[Provided material]
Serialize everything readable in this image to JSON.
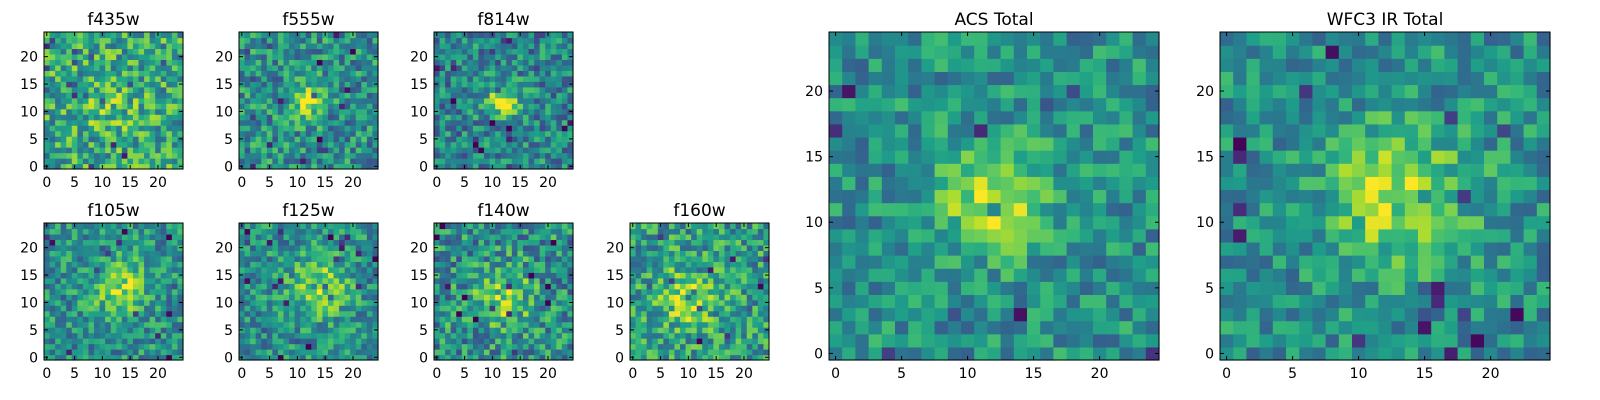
{
  "chart_data": [
    {
      "type": "heatmap",
      "title": "f435w",
      "x": [
        0,
        24
      ],
      "y": [
        0,
        24
      ],
      "xticks": [
        "0",
        "5",
        "10",
        "15",
        "20"
      ],
      "yticks": [
        "0",
        "5",
        "10",
        "15",
        "20"
      ],
      "colormap": "viridis",
      "peak": [
        11,
        11
      ],
      "peak_radius": 5,
      "peak_strength": 0.12,
      "noise": 0.55,
      "base": 0.6
    },
    {
      "type": "heatmap",
      "title": "f555w",
      "x": [
        0,
        24
      ],
      "y": [
        0,
        24
      ],
      "xticks": [
        "0",
        "5",
        "10",
        "15",
        "20"
      ],
      "yticks": [
        "0",
        "5",
        "10",
        "15",
        "20"
      ],
      "colormap": "viridis",
      "peak": [
        12,
        12
      ],
      "peak_radius": 3,
      "peak_strength": 0.45,
      "noise": 0.5,
      "base": 0.5
    },
    {
      "type": "heatmap",
      "title": "f814w",
      "x": [
        0,
        24
      ],
      "y": [
        0,
        24
      ],
      "xticks": [
        "0",
        "5",
        "10",
        "15",
        "20"
      ],
      "yticks": [
        "0",
        "5",
        "10",
        "15",
        "20"
      ],
      "colormap": "viridis",
      "peak": [
        12,
        12
      ],
      "peak_radius": 3,
      "peak_strength": 0.5,
      "noise": 0.5,
      "base": 0.45
    },
    {
      "type": "heatmap",
      "title": "f105w",
      "x": [
        0,
        24
      ],
      "y": [
        0,
        24
      ],
      "xticks": [
        "0",
        "5",
        "10",
        "15",
        "20"
      ],
      "yticks": [
        "0",
        "5",
        "10",
        "15",
        "20"
      ],
      "colormap": "viridis",
      "peak": [
        13,
        13
      ],
      "peak_radius": 5,
      "peak_strength": 0.35,
      "noise": 0.45,
      "base": 0.5
    },
    {
      "type": "heatmap",
      "title": "f125w",
      "x": [
        0,
        24
      ],
      "y": [
        0,
        24
      ],
      "xticks": [
        "0",
        "5",
        "10",
        "15",
        "20"
      ],
      "yticks": [
        "0",
        "5",
        "10",
        "15",
        "20"
      ],
      "colormap": "viridis",
      "peak": [
        14,
        13
      ],
      "peak_radius": 5,
      "peak_strength": 0.35,
      "noise": 0.45,
      "base": 0.5
    },
    {
      "type": "heatmap",
      "title": "f140w",
      "x": [
        0,
        24
      ],
      "y": [
        0,
        24
      ],
      "xticks": [
        "0",
        "5",
        "10",
        "15",
        "20"
      ],
      "yticks": [
        "0",
        "5",
        "10",
        "15",
        "20"
      ],
      "colormap": "viridis",
      "peak": [
        12,
        11
      ],
      "peak_radius": 5,
      "peak_strength": 0.3,
      "noise": 0.55,
      "base": 0.5
    },
    {
      "type": "heatmap",
      "title": "f160w",
      "x": [
        0,
        24
      ],
      "y": [
        0,
        24
      ],
      "xticks": [
        "0",
        "5",
        "10",
        "15",
        "20"
      ],
      "yticks": [
        "0",
        "5",
        "10",
        "15",
        "20"
      ],
      "colormap": "viridis",
      "peak": [
        10,
        11
      ],
      "peak_radius": 5,
      "peak_strength": 0.35,
      "noise": 0.5,
      "base": 0.55
    },
    {
      "type": "heatmap",
      "title": "ACS Total",
      "x": [
        0,
        24
      ],
      "y": [
        0,
        24
      ],
      "xticks": [
        "0",
        "5",
        "10",
        "15",
        "20"
      ],
      "yticks": [
        "0",
        "5",
        "10",
        "15",
        "20"
      ],
      "colormap": "viridis",
      "peak": [
        12,
        12
      ],
      "peak_radius": 4,
      "peak_strength": 0.45,
      "noise": 0.4,
      "base": 0.5
    },
    {
      "type": "heatmap",
      "title": "WFC3 IR Total",
      "x": [
        0,
        24
      ],
      "y": [
        0,
        24
      ],
      "xticks": [
        "0",
        "5",
        "10",
        "15",
        "20"
      ],
      "yticks": [
        "0",
        "5",
        "10",
        "15",
        "20"
      ],
      "colormap": "viridis",
      "peak": [
        13,
        12
      ],
      "peak_radius": 5,
      "peak_strength": 0.4,
      "noise": 0.4,
      "base": 0.5
    }
  ]
}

[What to do] Leave out the pictures and output the rest of the material exactly as written.

[Completed exercise]
Serialize everything readable in this image to JSON.
{
  "chart_data": [
    {
      "type": "heatmap",
      "title": "f435w",
      "x": [
        0,
        24
      ],
      "y": [
        0,
        24
      ],
      "xticks": [
        "0",
        "5",
        "10",
        "15",
        "20"
      ],
      "yticks": [
        "0",
        "5",
        "10",
        "15",
        "20"
      ],
      "colormap": "viridis",
      "peak": [
        11,
        11
      ],
      "peak_radius": 5,
      "peak_strength": 0.12,
      "noise": 0.55,
      "base": 0.6
    },
    {
      "type": "heatmap",
      "title": "f555w",
      "x": [
        0,
        24
      ],
      "y": [
        0,
        24
      ],
      "xticks": [
        "0",
        "5",
        "10",
        "15",
        "20"
      ],
      "yticks": [
        "0",
        "5",
        "10",
        "15",
        "20"
      ],
      "colormap": "viridis",
      "peak": [
        12,
        12
      ],
      "peak_radius": 3,
      "peak_strength": 0.45,
      "noise": 0.5,
      "base": 0.5
    },
    {
      "type": "heatmap",
      "title": "f814w",
      "x": [
        0,
        24
      ],
      "y": [
        0,
        24
      ],
      "xticks": [
        "0",
        "5",
        "10",
        "15",
        "20"
      ],
      "yticks": [
        "0",
        "5",
        "10",
        "15",
        "20"
      ],
      "colormap": "viridis",
      "peak": [
        12,
        12
      ],
      "peak_radius": 3,
      "peak_strength": 0.5,
      "noise": 0.5,
      "base": 0.45
    },
    {
      "type": "heatmap",
      "title": "f105w",
      "x": [
        0,
        24
      ],
      "y": [
        0,
        24
      ],
      "xticks": [
        "0",
        "5",
        "10",
        "15",
        "20"
      ],
      "yticks": [
        "0",
        "5",
        "10",
        "15",
        "20"
      ],
      "colormap": "viridis",
      "peak": [
        13,
        13
      ],
      "peak_radius": 5,
      "peak_strength": 0.35,
      "noise": 0.45,
      "base": 0.5
    },
    {
      "type": "heatmap",
      "title": "f125w",
      "x": [
        0,
        24
      ],
      "y": [
        0,
        24
      ],
      "xticks": [
        "0",
        "5",
        "10",
        "15",
        "20"
      ],
      "yticks": [
        "0",
        "5",
        "10",
        "15",
        "20"
      ],
      "colormap": "viridis",
      "peak": [
        14,
        13
      ],
      "peak_radius": 5,
      "peak_strength": 0.35,
      "noise": 0.45,
      "base": 0.5
    },
    {
      "type": "heatmap",
      "title": "f140w",
      "x": [
        0,
        24
      ],
      "y": [
        0,
        24
      ],
      "xticks": [
        "0",
        "5",
        "10",
        "15",
        "20"
      ],
      "yticks": [
        "0",
        "5",
        "10",
        "15",
        "20"
      ],
      "colormap": "viridis",
      "peak": [
        12,
        11
      ],
      "peak_radius": 5,
      "peak_strength": 0.3,
      "noise": 0.55,
      "base": 0.5
    },
    {
      "type": "heatmap",
      "title": "f160w",
      "x": [
        0,
        24
      ],
      "y": [
        0,
        24
      ],
      "xticks": [
        "0",
        "5",
        "10",
        "15",
        "20"
      ],
      "yticks": [
        "0",
        "5",
        "10",
        "15",
        "20"
      ],
      "colormap": "viridis",
      "peak": [
        10,
        11
      ],
      "peak_radius": 5,
      "peak_strength": 0.35,
      "noise": 0.5,
      "base": 0.55
    },
    {
      "type": "heatmap",
      "title": "ACS Total",
      "x": [
        0,
        24
      ],
      "y": [
        0,
        24
      ],
      "xticks": [
        "0",
        "5",
        "10",
        "15",
        "20"
      ],
      "yticks": [
        "0",
        "5",
        "10",
        "15",
        "20"
      ],
      "colormap": "viridis",
      "peak": [
        12,
        12
      ],
      "peak_radius": 4,
      "peak_strength": 0.45,
      "noise": 0.4,
      "base": 0.5
    },
    {
      "type": "heatmap",
      "title": "WFC3 IR Total",
      "x": [
        0,
        24
      ],
      "y": [
        0,
        24
      ],
      "xticks": [
        "0",
        "5",
        "10",
        "15",
        "20"
      ],
      "yticks": [
        "0",
        "5",
        "10",
        "15",
        "20"
      ],
      "colormap": "viridis",
      "peak": [
        13,
        12
      ],
      "peak_radius": 5,
      "peak_strength": 0.4,
      "noise": 0.4,
      "base": 0.5
    }
  ]
}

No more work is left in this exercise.